## Element boundary records
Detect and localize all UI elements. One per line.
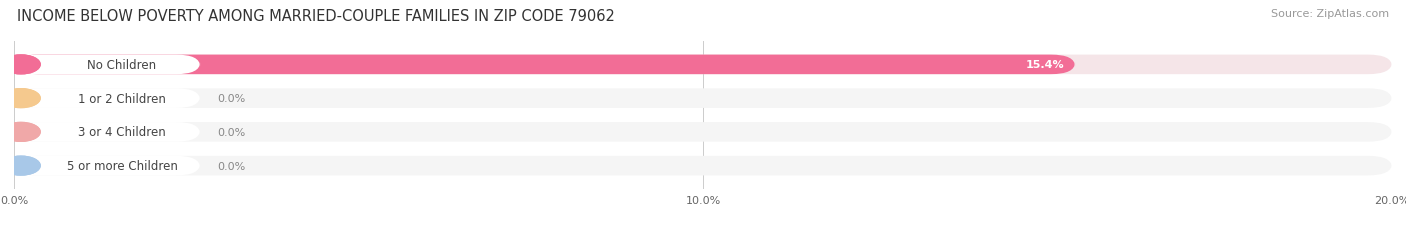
- FancyBboxPatch shape: [14, 123, 1392, 142]
- FancyBboxPatch shape: [14, 156, 1392, 176]
- Circle shape: [1, 123, 41, 142]
- Text: 3 or 4 Children: 3 or 4 Children: [79, 126, 166, 139]
- FancyBboxPatch shape: [14, 123, 200, 142]
- FancyBboxPatch shape: [14, 89, 200, 108]
- Circle shape: [1, 157, 41, 175]
- Text: 15.4%: 15.4%: [1026, 60, 1064, 70]
- Text: 5 or more Children: 5 or more Children: [66, 159, 177, 172]
- Circle shape: [1, 56, 41, 74]
- Text: 0.0%: 0.0%: [218, 161, 246, 171]
- Text: 0.0%: 0.0%: [218, 94, 246, 104]
- Circle shape: [1, 123, 41, 142]
- Text: 1 or 2 Children: 1 or 2 Children: [77, 92, 166, 105]
- Text: Source: ZipAtlas.com: Source: ZipAtlas.com: [1271, 9, 1389, 19]
- FancyBboxPatch shape: [14, 89, 1392, 108]
- Circle shape: [1, 157, 41, 175]
- Text: No Children: No Children: [87, 59, 156, 72]
- Circle shape: [1, 89, 41, 108]
- Text: 0.0%: 0.0%: [218, 127, 246, 137]
- FancyBboxPatch shape: [14, 55, 1076, 75]
- FancyBboxPatch shape: [14, 55, 1392, 75]
- Text: INCOME BELOW POVERTY AMONG MARRIED-COUPLE FAMILIES IN ZIP CODE 79062: INCOME BELOW POVERTY AMONG MARRIED-COUPL…: [17, 9, 614, 24]
- Circle shape: [1, 89, 41, 108]
- Circle shape: [1, 56, 41, 74]
- FancyBboxPatch shape: [14, 55, 200, 75]
- FancyBboxPatch shape: [14, 156, 200, 176]
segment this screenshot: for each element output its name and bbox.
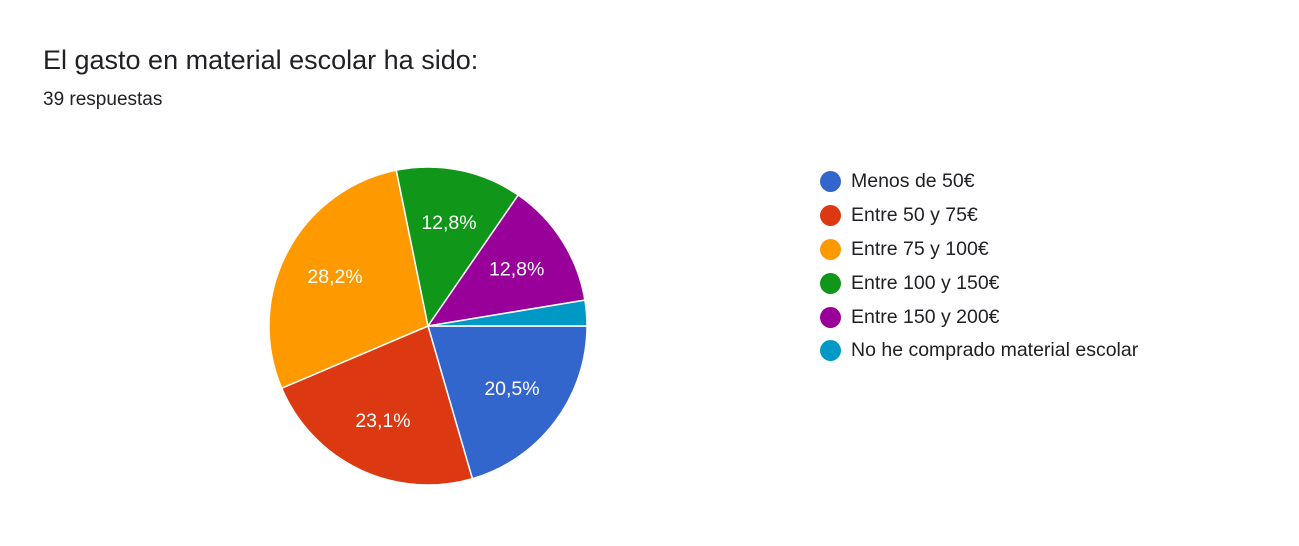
pie-slice-2[interactable]	[280, 325, 474, 486]
pie-slices	[268, 166, 588, 486]
legend-item-5[interactable]: Entre 150 y 200€	[820, 300, 1138, 334]
legend-swatch	[820, 171, 841, 193]
legend-label: Entre 100 y 150€	[851, 271, 1000, 294]
chart-title: El gasto en material escolar ha sido:	[43, 45, 479, 75]
legend-swatch	[820, 205, 841, 227]
response-count: 39 respuestas	[43, 89, 163, 110]
legend-swatch	[820, 272, 841, 294]
legend-label: Menos de 50€	[851, 170, 975, 193]
pie-slice-label-3: 28,2%	[307, 266, 362, 288]
legend-label: Entre 150 y 200€	[851, 305, 1000, 328]
legend-swatch	[820, 340, 841, 362]
pie-slice-3[interactable]	[268, 169, 429, 389]
pie-slice-1[interactable]	[427, 325, 588, 480]
pie-slice-4[interactable]	[395, 166, 519, 327]
legend-item-4[interactable]: Entre 100 y 150€	[820, 266, 1138, 300]
legend-item-1[interactable]: Menos de 50€	[820, 165, 1138, 199]
pie-slice-label-1: 20,5%	[484, 378, 539, 400]
pie-labels: 20,5% 23,1% 28,2% 12,8% 12,8%	[307, 212, 544, 432]
pie-slice-label-5: 12,8%	[489, 259, 544, 281]
pie-slice-5[interactable]	[427, 194, 586, 327]
legend-label: No he comprado material escolar	[851, 339, 1139, 362]
legend-swatch	[820, 238, 841, 260]
pie-slice-label-4: 12,8%	[421, 212, 476, 234]
chart-legend: Menos de 50€ Entre 50 y 75€ Entre 75 y 100…	[820, 165, 1138, 368]
legend-item-3[interactable]: Entre 75 y 100€	[820, 233, 1138, 267]
legend-item-2[interactable]: Entre 50 y 75€	[820, 199, 1138, 233]
pie-slice-label-2: 23,1%	[355, 410, 410, 432]
legend-swatch	[820, 306, 841, 328]
legend-label: Entre 50 y 75€	[851, 204, 978, 227]
legend-label: Entre 75 y 100€	[851, 237, 989, 260]
pie-slice-6[interactable]	[427, 299, 588, 327]
legend-item-6[interactable]: No he comprado material escolar	[820, 334, 1138, 368]
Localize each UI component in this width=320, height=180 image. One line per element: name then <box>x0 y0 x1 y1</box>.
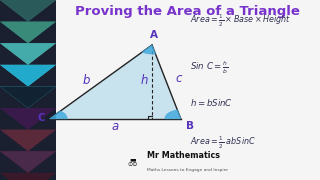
Polygon shape <box>0 108 56 130</box>
Text: Mr Mathematics: Mr Mathematics <box>147 151 220 160</box>
Text: $Area = \frac{1}{2} \times Base \times Height$: $Area = \frac{1}{2} \times Base \times H… <box>190 13 292 29</box>
Text: b: b <box>83 74 90 87</box>
Text: a: a <box>112 120 119 133</box>
Polygon shape <box>0 43 56 65</box>
Text: $Sin\ C = \frac{h}{b}$: $Sin\ C = \frac{h}{b}$ <box>190 59 229 76</box>
Polygon shape <box>0 86 56 108</box>
Text: ⊙⊙: ⊙⊙ <box>128 162 138 167</box>
Polygon shape <box>0 22 56 43</box>
Text: A: A <box>150 30 157 40</box>
Polygon shape <box>0 65 56 86</box>
Text: $h = bSinC$: $h = bSinC$ <box>190 97 233 108</box>
Bar <box>0 0 56 180</box>
Text: ▬: ▬ <box>130 157 136 163</box>
Polygon shape <box>0 86 56 108</box>
Polygon shape <box>0 151 56 173</box>
Polygon shape <box>0 65 56 86</box>
Polygon shape <box>0 22 56 43</box>
Polygon shape <box>0 151 56 173</box>
Text: Maths Lessons to Engage and Inspire: Maths Lessons to Engage and Inspire <box>147 168 228 172</box>
Polygon shape <box>0 0 56 22</box>
Wedge shape <box>165 110 181 119</box>
Polygon shape <box>50 45 181 119</box>
Polygon shape <box>0 130 56 151</box>
Polygon shape <box>0 43 56 65</box>
Text: C: C <box>37 113 45 123</box>
Text: $Area = \frac{1}{2}\ abSinC$: $Area = \frac{1}{2}\ abSinC$ <box>190 135 256 151</box>
Text: Proving the Area of a Triangle: Proving the Area of a Triangle <box>75 5 300 18</box>
Text: B: B <box>186 121 194 131</box>
Polygon shape <box>0 108 56 130</box>
Text: h: h <box>140 74 148 87</box>
Polygon shape <box>0 173 56 180</box>
Polygon shape <box>0 0 56 22</box>
Text: c: c <box>176 72 182 85</box>
Wedge shape <box>50 111 67 119</box>
Wedge shape <box>142 45 156 54</box>
Polygon shape <box>0 130 56 151</box>
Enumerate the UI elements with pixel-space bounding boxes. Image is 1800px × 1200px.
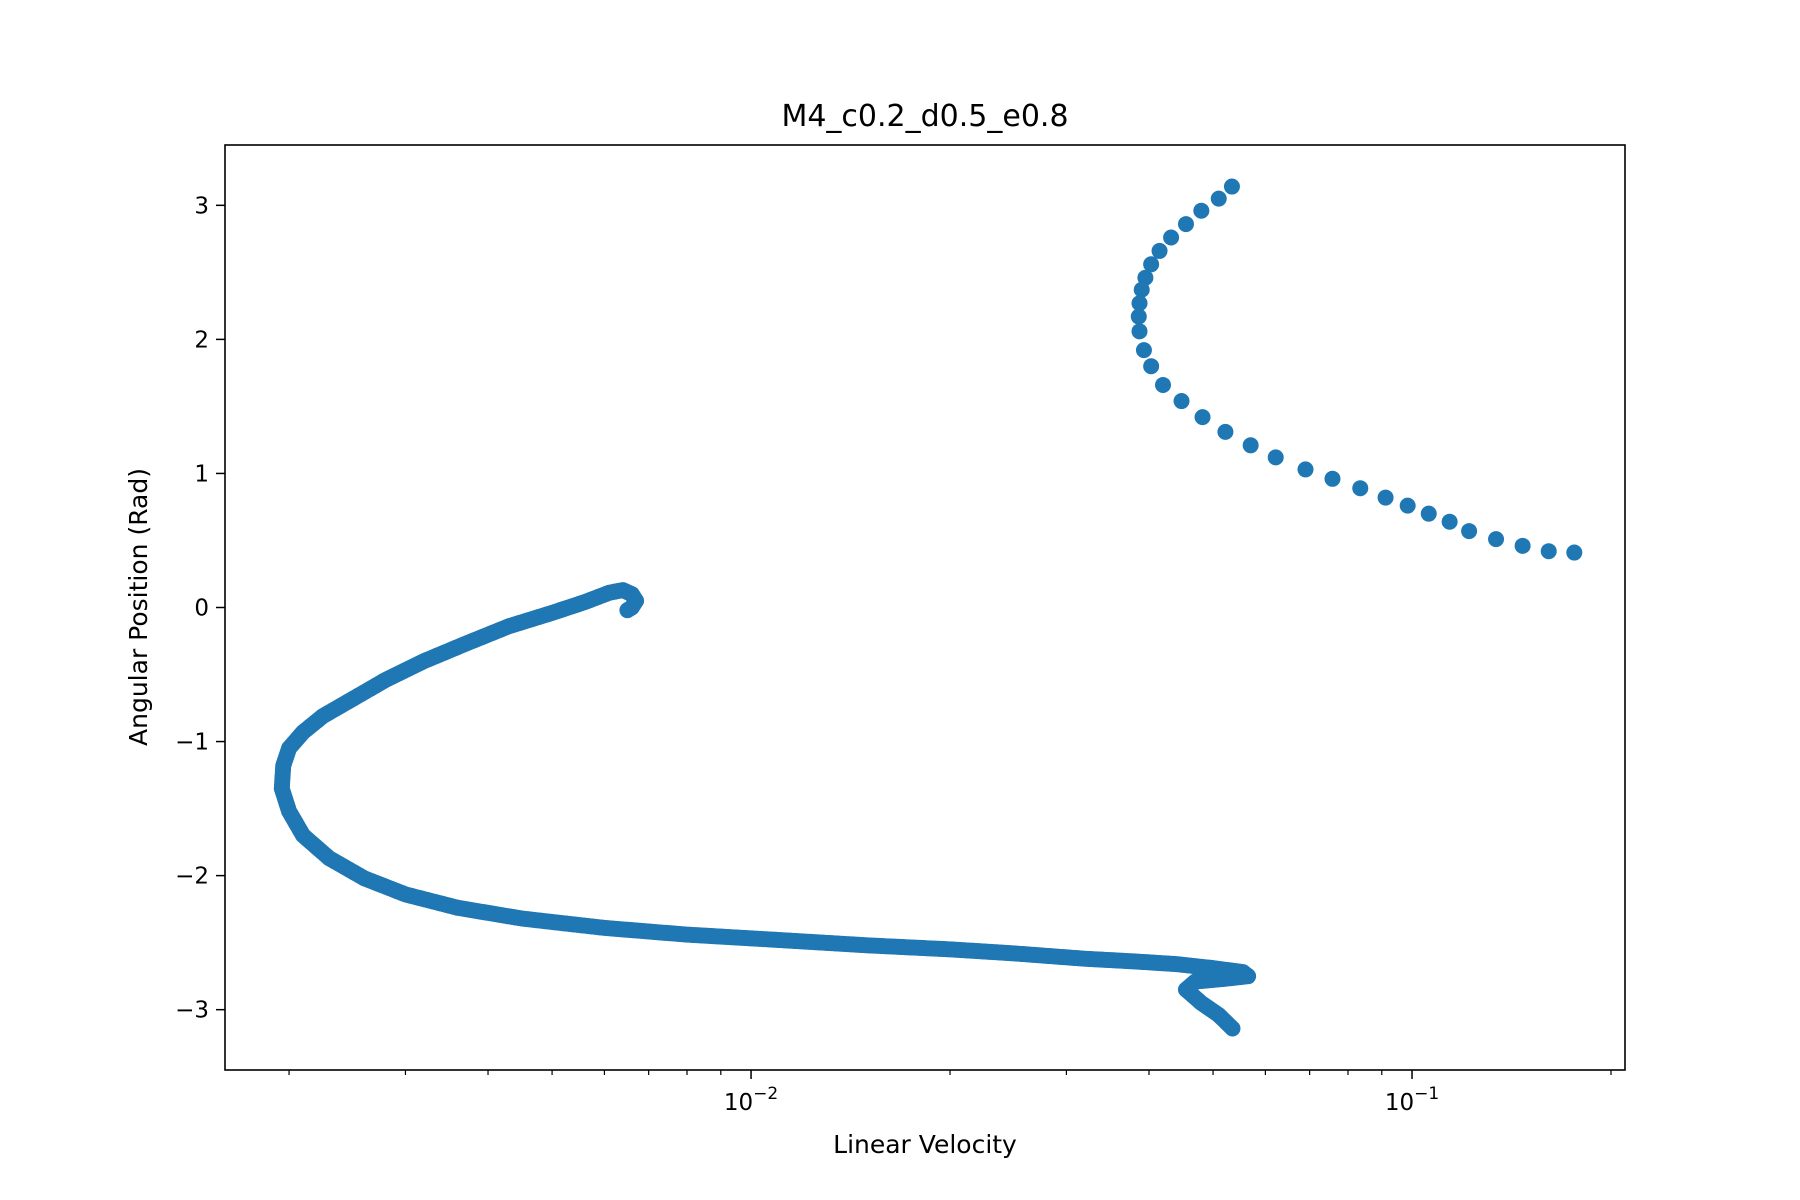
data-point — [1461, 523, 1478, 540]
data-point — [1223, 178, 1240, 195]
data-point — [1324, 470, 1341, 487]
data-point — [1267, 449, 1284, 466]
y-tick-label: −3 — [175, 998, 209, 1024]
x-tick-label: 10−2 — [724, 1084, 778, 1116]
data-point — [1566, 544, 1583, 561]
data-point — [1155, 376, 1171, 393]
data-point — [1540, 543, 1557, 560]
y-tick-label: 2 — [194, 327, 209, 353]
data-point — [1143, 358, 1160, 375]
y-tick-label: −2 — [175, 864, 209, 890]
y-tick-label: 1 — [194, 461, 209, 487]
data-point — [1177, 216, 1194, 233]
data-point — [1143, 256, 1160, 273]
data-point — [619, 602, 636, 619]
data-point — [1194, 409, 1211, 426]
data-point — [1514, 537, 1531, 554]
data-point — [1420, 505, 1437, 522]
x-axis-label: Linear Velocity — [833, 1130, 1017, 1159]
data-point — [1135, 342, 1152, 359]
data-point — [1173, 393, 1190, 410]
data-point — [1131, 323, 1148, 340]
data-point — [1217, 423, 1234, 440]
data-point — [1242, 437, 1259, 454]
data-point — [1137, 269, 1154, 286]
chart-title: M4_c0.2_d0.5_e0.8 — [781, 99, 1068, 134]
data-point — [1193, 202, 1210, 219]
data-point — [1163, 229, 1180, 246]
data-point — [1133, 281, 1150, 298]
data-point — [1441, 513, 1458, 530]
data-point — [1131, 295, 1148, 312]
y-tick-label: −1 — [175, 730, 209, 756]
plot-area-frame — [224, 144, 1626, 1071]
data-point — [1399, 497, 1416, 514]
data-point — [1488, 531, 1505, 548]
data-point — [1377, 489, 1394, 506]
data-points — [273, 178, 1583, 1037]
data-point — [1352, 480, 1369, 497]
data-point — [1151, 242, 1168, 259]
data-point — [1130, 308, 1147, 325]
y-tick-label: 3 — [194, 193, 209, 219]
y-axis-label: Angular Position (Rad) — [124, 468, 153, 746]
x-axis-ticks: 10−2 10−1 — [288, 1070, 1612, 1116]
data-point — [1210, 190, 1227, 207]
x-tick-label: 10−1 — [1385, 1084, 1439, 1116]
y-tick-label: 0 — [194, 596, 209, 622]
data-point — [1297, 461, 1314, 478]
y-axis-ticks: −3 −2 −1 0 1 2 3 — [175, 193, 225, 1024]
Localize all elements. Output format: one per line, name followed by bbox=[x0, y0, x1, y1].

## WHAT YOU SHOULD DO
Copy the lines from the one containing "- FancyBboxPatch shape: [14, 123, 1392, 142]" through the one containing "- FancyBboxPatch shape: [14, 55, 1076, 75]", inclusive, character for character.

## PROBLEM SOLUTION
- FancyBboxPatch shape: [14, 123, 1392, 142]
- FancyBboxPatch shape: [14, 156, 1392, 176]
- Circle shape: [1, 123, 41, 142]
- Text: 3 or 4 Children: 3 or 4 Children: [79, 126, 166, 139]
- FancyBboxPatch shape: [14, 123, 200, 142]
- FancyBboxPatch shape: [14, 89, 200, 108]
- Circle shape: [1, 157, 41, 175]
- Text: 15.4%: 15.4%: [1026, 60, 1064, 70]
- Text: 5 or more Children: 5 or more Children: [66, 159, 177, 172]
- Circle shape: [1, 56, 41, 74]
- Text: 0.0%: 0.0%: [218, 161, 246, 171]
- Text: 0.0%: 0.0%: [218, 94, 246, 104]
- Circle shape: [1, 123, 41, 142]
- Text: 1 or 2 Children: 1 or 2 Children: [77, 92, 166, 105]
- Text: Source: ZipAtlas.com: Source: ZipAtlas.com: [1271, 9, 1389, 19]
- FancyBboxPatch shape: [14, 89, 1392, 108]
- Circle shape: [1, 157, 41, 175]
- Text: No Children: No Children: [87, 59, 156, 72]
- Circle shape: [1, 89, 41, 108]
- Text: 0.0%: 0.0%: [218, 127, 246, 137]
- FancyBboxPatch shape: [14, 55, 1076, 75]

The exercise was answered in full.